╔══

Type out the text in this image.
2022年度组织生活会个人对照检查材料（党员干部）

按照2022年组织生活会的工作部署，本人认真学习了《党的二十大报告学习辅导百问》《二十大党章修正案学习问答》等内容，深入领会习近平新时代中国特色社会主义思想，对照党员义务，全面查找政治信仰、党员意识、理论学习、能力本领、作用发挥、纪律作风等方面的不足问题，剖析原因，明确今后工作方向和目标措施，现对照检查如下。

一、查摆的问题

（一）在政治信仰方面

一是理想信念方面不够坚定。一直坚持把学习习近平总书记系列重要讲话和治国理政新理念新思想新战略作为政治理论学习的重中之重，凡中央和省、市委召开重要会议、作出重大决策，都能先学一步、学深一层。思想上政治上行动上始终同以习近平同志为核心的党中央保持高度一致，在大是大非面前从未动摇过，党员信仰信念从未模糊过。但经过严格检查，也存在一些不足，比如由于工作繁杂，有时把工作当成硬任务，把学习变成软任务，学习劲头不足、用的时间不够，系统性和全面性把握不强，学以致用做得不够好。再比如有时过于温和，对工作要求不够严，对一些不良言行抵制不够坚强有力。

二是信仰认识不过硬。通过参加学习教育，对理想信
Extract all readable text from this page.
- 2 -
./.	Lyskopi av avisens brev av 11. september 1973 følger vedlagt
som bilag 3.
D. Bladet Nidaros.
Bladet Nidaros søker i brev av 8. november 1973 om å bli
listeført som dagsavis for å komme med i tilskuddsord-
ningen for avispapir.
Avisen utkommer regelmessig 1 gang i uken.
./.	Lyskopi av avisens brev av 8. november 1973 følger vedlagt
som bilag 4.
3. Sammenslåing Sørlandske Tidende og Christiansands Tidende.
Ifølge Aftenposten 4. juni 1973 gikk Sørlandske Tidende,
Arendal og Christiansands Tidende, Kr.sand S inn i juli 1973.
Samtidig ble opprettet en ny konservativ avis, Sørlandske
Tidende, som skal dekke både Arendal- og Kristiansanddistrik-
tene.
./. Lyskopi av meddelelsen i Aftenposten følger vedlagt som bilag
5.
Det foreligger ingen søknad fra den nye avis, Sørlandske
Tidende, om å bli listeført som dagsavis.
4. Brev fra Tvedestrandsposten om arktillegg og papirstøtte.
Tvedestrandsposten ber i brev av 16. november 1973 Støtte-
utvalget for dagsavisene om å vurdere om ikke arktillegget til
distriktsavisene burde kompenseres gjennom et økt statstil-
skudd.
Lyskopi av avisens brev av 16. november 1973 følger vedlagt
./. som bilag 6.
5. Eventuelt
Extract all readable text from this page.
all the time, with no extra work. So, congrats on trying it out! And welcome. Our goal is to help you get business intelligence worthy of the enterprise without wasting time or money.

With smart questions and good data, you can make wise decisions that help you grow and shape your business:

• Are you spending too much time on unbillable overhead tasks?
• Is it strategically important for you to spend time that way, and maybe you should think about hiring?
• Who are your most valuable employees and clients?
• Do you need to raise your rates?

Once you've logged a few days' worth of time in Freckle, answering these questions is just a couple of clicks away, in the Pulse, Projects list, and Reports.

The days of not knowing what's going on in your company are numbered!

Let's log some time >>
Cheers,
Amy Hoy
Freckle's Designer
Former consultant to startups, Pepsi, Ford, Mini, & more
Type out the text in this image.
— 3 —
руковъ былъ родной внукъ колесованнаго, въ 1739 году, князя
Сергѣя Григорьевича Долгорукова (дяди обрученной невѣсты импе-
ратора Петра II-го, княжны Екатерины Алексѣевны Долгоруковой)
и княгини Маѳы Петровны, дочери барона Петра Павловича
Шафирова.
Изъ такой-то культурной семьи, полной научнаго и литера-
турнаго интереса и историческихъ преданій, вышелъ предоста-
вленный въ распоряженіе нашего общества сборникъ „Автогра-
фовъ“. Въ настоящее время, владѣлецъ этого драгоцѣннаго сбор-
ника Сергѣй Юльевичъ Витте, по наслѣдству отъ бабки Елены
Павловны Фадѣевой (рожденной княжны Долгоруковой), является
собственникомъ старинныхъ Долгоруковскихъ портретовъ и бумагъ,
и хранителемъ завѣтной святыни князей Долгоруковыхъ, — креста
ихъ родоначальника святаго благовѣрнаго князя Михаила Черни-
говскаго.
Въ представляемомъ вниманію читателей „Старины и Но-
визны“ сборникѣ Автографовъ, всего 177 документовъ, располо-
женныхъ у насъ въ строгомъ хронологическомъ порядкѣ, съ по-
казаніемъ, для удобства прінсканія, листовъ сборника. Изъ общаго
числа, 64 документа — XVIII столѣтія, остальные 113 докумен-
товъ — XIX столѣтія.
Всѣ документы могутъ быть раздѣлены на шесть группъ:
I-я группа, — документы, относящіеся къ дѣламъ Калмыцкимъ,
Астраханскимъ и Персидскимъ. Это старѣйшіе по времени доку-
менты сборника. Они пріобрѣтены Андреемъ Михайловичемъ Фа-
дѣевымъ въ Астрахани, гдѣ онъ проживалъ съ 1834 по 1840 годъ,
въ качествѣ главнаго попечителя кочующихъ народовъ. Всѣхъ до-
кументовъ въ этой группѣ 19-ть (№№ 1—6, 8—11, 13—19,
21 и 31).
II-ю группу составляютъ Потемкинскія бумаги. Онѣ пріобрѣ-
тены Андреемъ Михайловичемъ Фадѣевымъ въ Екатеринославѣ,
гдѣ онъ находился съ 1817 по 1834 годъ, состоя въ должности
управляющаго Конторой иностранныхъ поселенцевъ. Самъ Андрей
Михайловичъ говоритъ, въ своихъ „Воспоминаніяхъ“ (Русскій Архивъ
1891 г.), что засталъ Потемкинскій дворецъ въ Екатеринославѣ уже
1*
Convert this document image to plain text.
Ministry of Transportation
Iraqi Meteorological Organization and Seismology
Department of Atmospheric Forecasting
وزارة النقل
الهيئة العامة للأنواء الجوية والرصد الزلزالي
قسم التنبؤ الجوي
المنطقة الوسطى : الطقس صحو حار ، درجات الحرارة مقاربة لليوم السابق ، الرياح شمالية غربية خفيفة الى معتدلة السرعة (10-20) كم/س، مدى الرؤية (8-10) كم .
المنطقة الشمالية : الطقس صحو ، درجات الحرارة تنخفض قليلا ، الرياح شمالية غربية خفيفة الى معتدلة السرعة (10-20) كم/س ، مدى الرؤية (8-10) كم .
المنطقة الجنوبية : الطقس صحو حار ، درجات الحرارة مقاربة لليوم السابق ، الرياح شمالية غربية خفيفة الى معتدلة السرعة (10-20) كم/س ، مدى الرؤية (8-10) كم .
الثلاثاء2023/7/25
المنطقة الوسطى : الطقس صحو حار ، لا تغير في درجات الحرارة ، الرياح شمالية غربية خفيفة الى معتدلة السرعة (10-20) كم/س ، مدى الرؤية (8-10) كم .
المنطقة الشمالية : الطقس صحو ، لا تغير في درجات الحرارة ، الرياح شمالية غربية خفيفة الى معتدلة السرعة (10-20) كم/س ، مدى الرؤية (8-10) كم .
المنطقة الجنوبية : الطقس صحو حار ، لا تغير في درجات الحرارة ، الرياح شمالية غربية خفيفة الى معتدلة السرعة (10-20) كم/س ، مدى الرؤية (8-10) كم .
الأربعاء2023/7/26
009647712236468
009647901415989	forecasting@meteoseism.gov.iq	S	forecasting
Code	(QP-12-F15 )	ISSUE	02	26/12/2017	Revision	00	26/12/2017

╚══

◆ The task: Reproduce all data above, unchanged.

◆ Correct response:
Type out the text in this image.
2022年度组织生活会个人对照检查材料（党员干部）

按照2022年组织生活会的工作部署，本人认真学习了《党的二十大报告学习辅导百问》《二十大党章修正案学习问答》等内容，深入领会习近平新时代中国特色社会主义思想，对照党员义务，全面查找政治信仰、党员意识、理论学习、能力本领、作用发挥、纪律作风等方面的不足问题，剖析原因，明确今后工作方向和目标措施，现对照检查如下。

一、查摆的问题

（一）在政治信仰方面

一是理想信念方面不够坚定。一直坚持把学习习近平总书记系列重要讲话和治国理政新理念新思想新战略作为政治理论学习的重中之重，凡中央和省、市委召开重要会议、作出重大决策，都能先学一步、学深一层。思想上政治上行动上始终同以习近平同志为核心的党中央保持高度一致，在大是大非面前从未动摇过，党员信仰信念从未模糊过。但经过严格检查，也存在一些不足，比如由于工作繁杂，有时把工作当成硬任务，把学习变成软任务，学习劲头不足、用的时间不够，系统性和全面性把握不强，学以致用做得不够好。再比如有时过于温和，对工作要求不够严，对一些不良言行抵制不够坚强有力。

二是信仰认识不过硬。通过参加学习教育，对理想信
Extract all readable text from this page.
- 2 -
./.	Lyskopi av avisens brev av 11. september 1973 følger vedlagt
som bilag 3.
D. Bladet Nidaros.
Bladet Nidaros søker i brev av 8. november 1973 om å bli
listeført som dagsavis for å komme med i tilskuddsord-
ningen for avispapir.
Avisen utkommer regelmessig 1 gang i uken.
./.	Lyskopi av avisens brev av 8. november 1973 følger vedlagt
som bilag 4.
3. Sammenslåing Sørlandske Tidende og Christiansands Tidende.
Ifølge Aftenposten 4. juni 1973 gikk Sørlandske Tidende,
Arendal og Christiansands Tidende, Kr.sand S inn i juli 1973.
Samtidig ble opprettet en ny konservativ avis, Sørlandske
Tidende, som skal dekke både Arendal- og Kristiansanddistrik-
tene.
./. Lyskopi av meddelelsen i Aftenposten følger vedlagt som bilag
5.
Det foreligger ingen søknad fra den nye avis, Sørlandske
Tidende, om å bli listeført som dagsavis.
4. Brev fra Tvedestrandsposten om arktillegg og papirstøtte.
Tvedestrandsposten ber i brev av 16. november 1973 Støtte-
utvalget for dagsavisene om å vurdere om ikke arktillegget til
distriktsavisene burde kompenseres gjennom et økt statstil-
skudd.
Lyskopi av avisens brev av 16. november 1973 følger vedlagt
./. som bilag 6.
5. Eventuelt
Extract all readable text from this page.
all the time, with no extra work. So, congrats on trying it out! And welcome. Our goal is to help you get business intelligence worthy of the enterprise without wasting time or money.

With smart questions and good data, you can make wise decisions that help you grow and shape your business:

• Are you spending too much time on unbillable overhead tasks?
• Is it strategically important for you to spend time that way, and maybe you should think about hiring?
• Who are your most valuable employees and clients?
• Do you need to raise your rates?

Once you've logged a few days' worth of time in Freckle, answering these questions is just a couple of clicks away, in the Pulse, Projects list, and Reports.

The days of not knowing what's going on in your company are numbered!

Let's log some time >>
Cheers,
Amy Hoy
Freckle's Designer
Former consultant to startups, Pepsi, Ford, Mini, & more
Type out the text in this image.
— 3 —
руковъ былъ родной внукъ колесованнаго, въ 1739 году, князя
Сергѣя Григорьевича Долгорукова (дяди обрученной невѣсты импе-
ратора Петра II-го, княжны Екатерины Алексѣевны Долгоруковой)
и княгини Маѳы Петровны, дочери барона Петра Павловича
Шафирова.
Изъ такой-то культурной семьи, полной научнаго и литера-
турнаго интереса и историческихъ преданій, вышелъ предоста-
вленный въ распоряженіе нашего общества сборникъ „Автогра-
фовъ“. Въ настоящее время, владѣлецъ этого драгоцѣннаго сбор-
ника Сергѣй Юльевичъ Витте, по наслѣдству отъ бабки Елены
Павловны Фадѣевой (рожденной княжны Долгоруковой), является
собственникомъ старинныхъ Долгоруковскихъ портретовъ и бумагъ,
и хранителемъ завѣтной святыни князей Долгоруковыхъ, — креста
ихъ родоначальника святаго благовѣрнаго князя Михаила Черни-
говскаго.
Въ представляемомъ вниманію читателей „Старины и Но-
визны“ сборникѣ Автографовъ, всего 177 документовъ, располо-
женныхъ у насъ въ строгомъ хронологическомъ порядкѣ, съ по-
казаніемъ, для удобства прінсканія, листовъ сборника. Изъ общаго
числа, 64 документа — XVIII столѣтія, остальные 113 докумен-
товъ — XIX столѣтія.
Всѣ документы могутъ быть раздѣлены на шесть группъ:
I-я группа, — документы, относящіеся къ дѣламъ Калмыцкимъ,
Астраханскимъ и Персидскимъ. Это старѣйшіе по времени доку-
менты сборника. Они пріобрѣтены Андреемъ Михайловичемъ Фа-
дѣевымъ въ Астрахани, гдѣ онъ проживалъ съ 1834 по 1840 годъ,
въ качествѣ главнаго попечителя кочующихъ народовъ. Всѣхъ до-
кументовъ въ этой группѣ 19-ть (№№ 1—6, 8—11, 13—19,
21 и 31).
II-ю группу составляютъ Потемкинскія бумаги. Онѣ пріобрѣ-
тены Андреемъ Михайловичемъ Фадѣевымъ въ Екатеринославѣ,
гдѣ онъ находился съ 1817 по 1834 годъ, состоя въ должности
управляющаго Конторой иностранныхъ поселенцевъ. Самъ Андрей
Михайловичъ говоритъ, въ своихъ „Воспоминаніяхъ“ (Русскій Архивъ
1891 г.), что засталъ Потемкинскій дворецъ въ Екатеринославѣ уже
1*
Convert this document image to plain text.
Ministry of Transportation
Iraqi Meteorological Organization and Seismology
Department of Atmospheric Forecasting
وزارة النقل
الهيئة العامة للأنواء الجوية والرصد الزلزالي
قسم التنبؤ الجوي
المنطقة الوسطى : الطقس صحو حار ، درجات الحرارة مقاربة لليوم السابق ، الرياح شمالية غربية خفيفة الى معتدلة السرعة (10-20) كم/س، مدى الرؤية (8-10) كم .
المنطقة الشمالية : الطقس صحو ، درجات الحرارة تنخفض قليلا ، الرياح شمالية غربية خفيفة الى معتدلة السرعة (10-20) كم/س ، مدى الرؤية (8-10) كم .
المنطقة الجنوبية : الطقس صحو حار ، درجات الحرارة مقاربة لليوم السابق ، الرياح شمالية غربية خفيفة الى معتدلة السرعة (10-20) كم/س ، مدى الرؤية (8-10) كم .
الثلاثاء2023/7/25
المنطقة الوسطى : الطقس صحو حار ، لا تغير في درجات الحرارة ، الرياح شمالية غربية خفيفة الى معتدلة السرعة (10-20) كم/س ، مدى الرؤية (8-10) كم .
المنطقة الشمالية : الطقس صحو ، لا تغير في درجات الحرارة ، الرياح شمالية غربية خفيفة الى معتدلة السرعة (10-20) كم/س ، مدى الرؤية (8-10) كم .
المنطقة الجنوبية : الطقس صحو حار ، لا تغير في درجات الحرارة ، الرياح شمالية غربية خفيفة الى معتدلة السرعة (10-20) كم/س ، مدى الرؤية (8-10) كم .
الأربعاء2023/7/26
009647712236468
009647901415989	forecasting@meteoseism.gov.iq	S	forecasting
Code	(QP-12-F15 )	ISSUE	02	26/12/2017	Revision	00	26/12/2017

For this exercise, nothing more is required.